/---

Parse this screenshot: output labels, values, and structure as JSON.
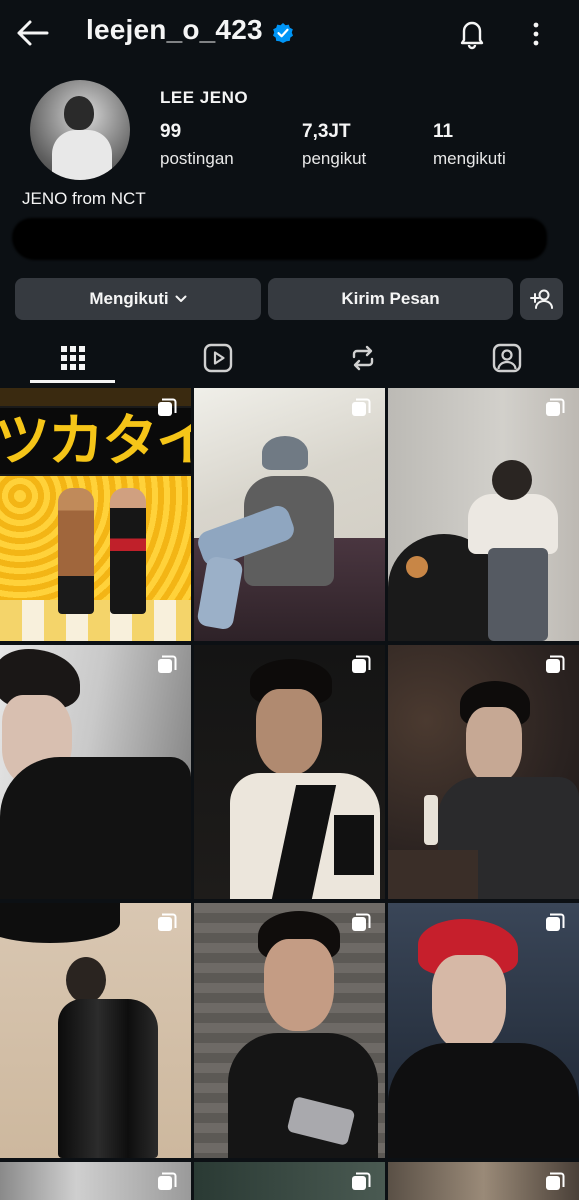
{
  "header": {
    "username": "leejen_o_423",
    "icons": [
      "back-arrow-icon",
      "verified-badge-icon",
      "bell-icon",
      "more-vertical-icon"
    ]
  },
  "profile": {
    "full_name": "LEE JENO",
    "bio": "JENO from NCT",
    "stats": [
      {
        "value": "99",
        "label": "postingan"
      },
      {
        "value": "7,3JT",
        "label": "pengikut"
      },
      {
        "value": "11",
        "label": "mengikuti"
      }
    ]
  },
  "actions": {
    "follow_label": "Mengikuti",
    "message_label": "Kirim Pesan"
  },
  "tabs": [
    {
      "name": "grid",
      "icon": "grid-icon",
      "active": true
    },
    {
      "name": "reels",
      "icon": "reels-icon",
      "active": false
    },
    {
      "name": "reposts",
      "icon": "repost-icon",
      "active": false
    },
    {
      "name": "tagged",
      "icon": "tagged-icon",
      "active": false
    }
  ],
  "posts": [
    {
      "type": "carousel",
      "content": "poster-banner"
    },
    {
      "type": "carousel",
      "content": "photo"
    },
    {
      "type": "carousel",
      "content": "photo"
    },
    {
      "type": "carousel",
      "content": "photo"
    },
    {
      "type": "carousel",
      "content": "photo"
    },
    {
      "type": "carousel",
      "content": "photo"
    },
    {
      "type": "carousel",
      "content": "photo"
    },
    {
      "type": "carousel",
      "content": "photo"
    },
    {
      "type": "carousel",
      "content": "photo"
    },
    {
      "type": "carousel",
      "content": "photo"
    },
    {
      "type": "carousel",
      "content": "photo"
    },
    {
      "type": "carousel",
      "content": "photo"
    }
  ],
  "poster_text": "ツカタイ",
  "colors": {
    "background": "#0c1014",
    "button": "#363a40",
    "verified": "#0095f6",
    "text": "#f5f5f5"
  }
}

\---

▶ **To do**: Make a verbatim copy of all the entries and strip out the pictures.

▶ **The completed task**:
Parse this screenshot: output labels, values, and structure as JSON.
{
  "header": {
    "username": "leejen_o_423",
    "icons": [
      "back-arrow-icon",
      "verified-badge-icon",
      "bell-icon",
      "more-vertical-icon"
    ]
  },
  "profile": {
    "full_name": "LEE JENO",
    "bio": "JENO from NCT",
    "stats": [
      {
        "value": "99",
        "label": "postingan"
      },
      {
        "value": "7,3JT",
        "label": "pengikut"
      },
      {
        "value": "11",
        "label": "mengikuti"
      }
    ]
  },
  "actions": {
    "follow_label": "Mengikuti",
    "message_label": "Kirim Pesan"
  },
  "tabs": [
    {
      "name": "grid",
      "icon": "grid-icon",
      "active": true
    },
    {
      "name": "reels",
      "icon": "reels-icon",
      "active": false
    },
    {
      "name": "reposts",
      "icon": "repost-icon",
      "active": false
    },
    {
      "name": "tagged",
      "icon": "tagged-icon",
      "active": false
    }
  ],
  "posts": [
    {
      "type": "carousel",
      "content": "poster-banner"
    },
    {
      "type": "carousel",
      "content": "photo"
    },
    {
      "type": "carousel",
      "content": "photo"
    },
    {
      "type": "carousel",
      "content": "photo"
    },
    {
      "type": "carousel",
      "content": "photo"
    },
    {
      "type": "carousel",
      "content": "photo"
    },
    {
      "type": "carousel",
      "content": "photo"
    },
    {
      "type": "carousel",
      "content": "photo"
    },
    {
      "type": "carousel",
      "content": "photo"
    },
    {
      "type": "carousel",
      "content": "photo"
    },
    {
      "type": "carousel",
      "content": "photo"
    },
    {
      "type": "carousel",
      "content": "photo"
    }
  ],
  "poster_text": "ツカタイ",
  "colors": {
    "background": "#0c1014",
    "button": "#363a40",
    "verified": "#0095f6",
    "text": "#f5f5f5"
  }
}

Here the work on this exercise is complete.